Output each entry verbatim and exclude every picture from it.

--- DATASET RECORDS ---

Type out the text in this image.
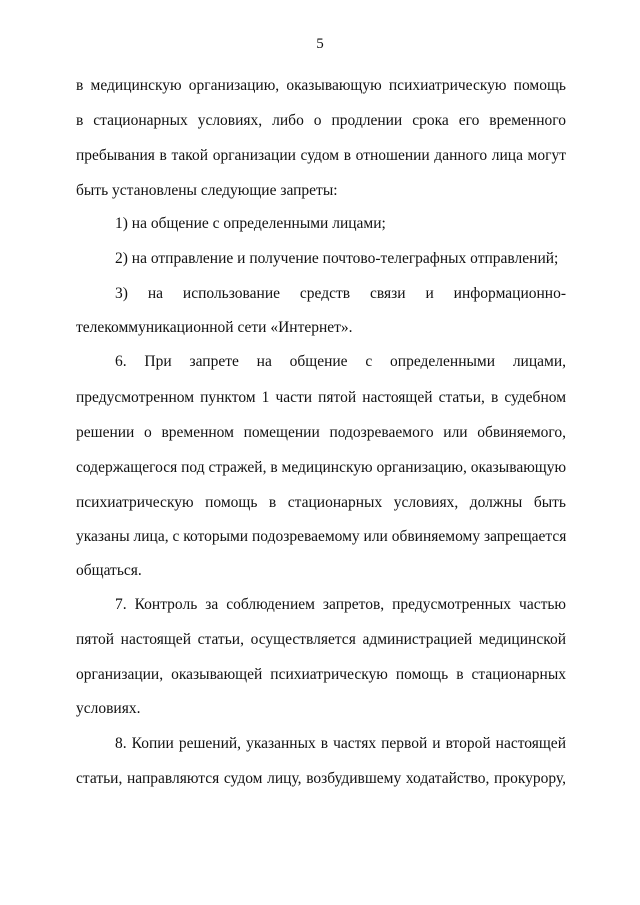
5
в медицинскую организацию, оказывающую психиатрическую помощь
в стационарных условиях, либо о продлении срока его временного
пребывания в такой организации судом в отношении данного лица могут
быть установлены следующие запреты:
1) на общение с определенными лицами;
2) на отправление и получение почтово-телеграфных отправлений;
3) на использование средств связи и информационно-
телекоммуникационной сети «Интернет».
6. При запрете на общение с определенными лицами,
предусмотренном пунктом 1 части пятой настоящей статьи, в судебном
решении о временном помещении подозреваемого или обвиняемого,
содержащегося под стражей, в медицинскую организацию, оказывающую
психиатрическую помощь в стационарных условиях, должны быть
указаны лица, с которыми подозреваемому или обвиняемому запрещается
общаться.
7. Контроль за соблюдением запретов, предусмотренных частью
пятой настоящей статьи, осуществляется администрацией медицинской
организации, оказывающей психиатрическую помощь в стационарных
условиях.
8. Копии решений, указанных в частях первой и второй настоящей
статьи, направляются судом лицу, возбудившему ходатайство, прокурору,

---

▸ **FINISHED EXERCISE**:
Type out the text in this image.
5
в медицинскую организацию, оказывающую психиатрическую помощь
в стационарных условиях, либо о продлении срока его временного
пребывания в такой организации судом в отношении данного лица могут
быть установлены следующие запреты:
1) на общение с определенными лицами;
2) на отправление и получение почтово-телеграфных отправлений;
3) на использование средств связи и информационно-
телекоммуникационной сети «Интернет».
6. При запрете на общение с определенными лицами,
предусмотренном пунктом 1 части пятой настоящей статьи, в судебном
решении о временном помещении подозреваемого или обвиняемого,
содержащегося под стражей, в медицинскую организацию, оказывающую
психиатрическую помощь в стационарных условиях, должны быть
указаны лица, с которыми подозреваемому или обвиняемому запрещается
общаться.
7. Контроль за соблюдением запретов, предусмотренных частью
пятой настоящей статьи, осуществляется администрацией медицинской
организации, оказывающей психиатрическую помощь в стационарных
условиях.
8. Копии решений, указанных в частях первой и второй настоящей
статьи, направляются судом лицу, возбудившему ходатайство, прокурору,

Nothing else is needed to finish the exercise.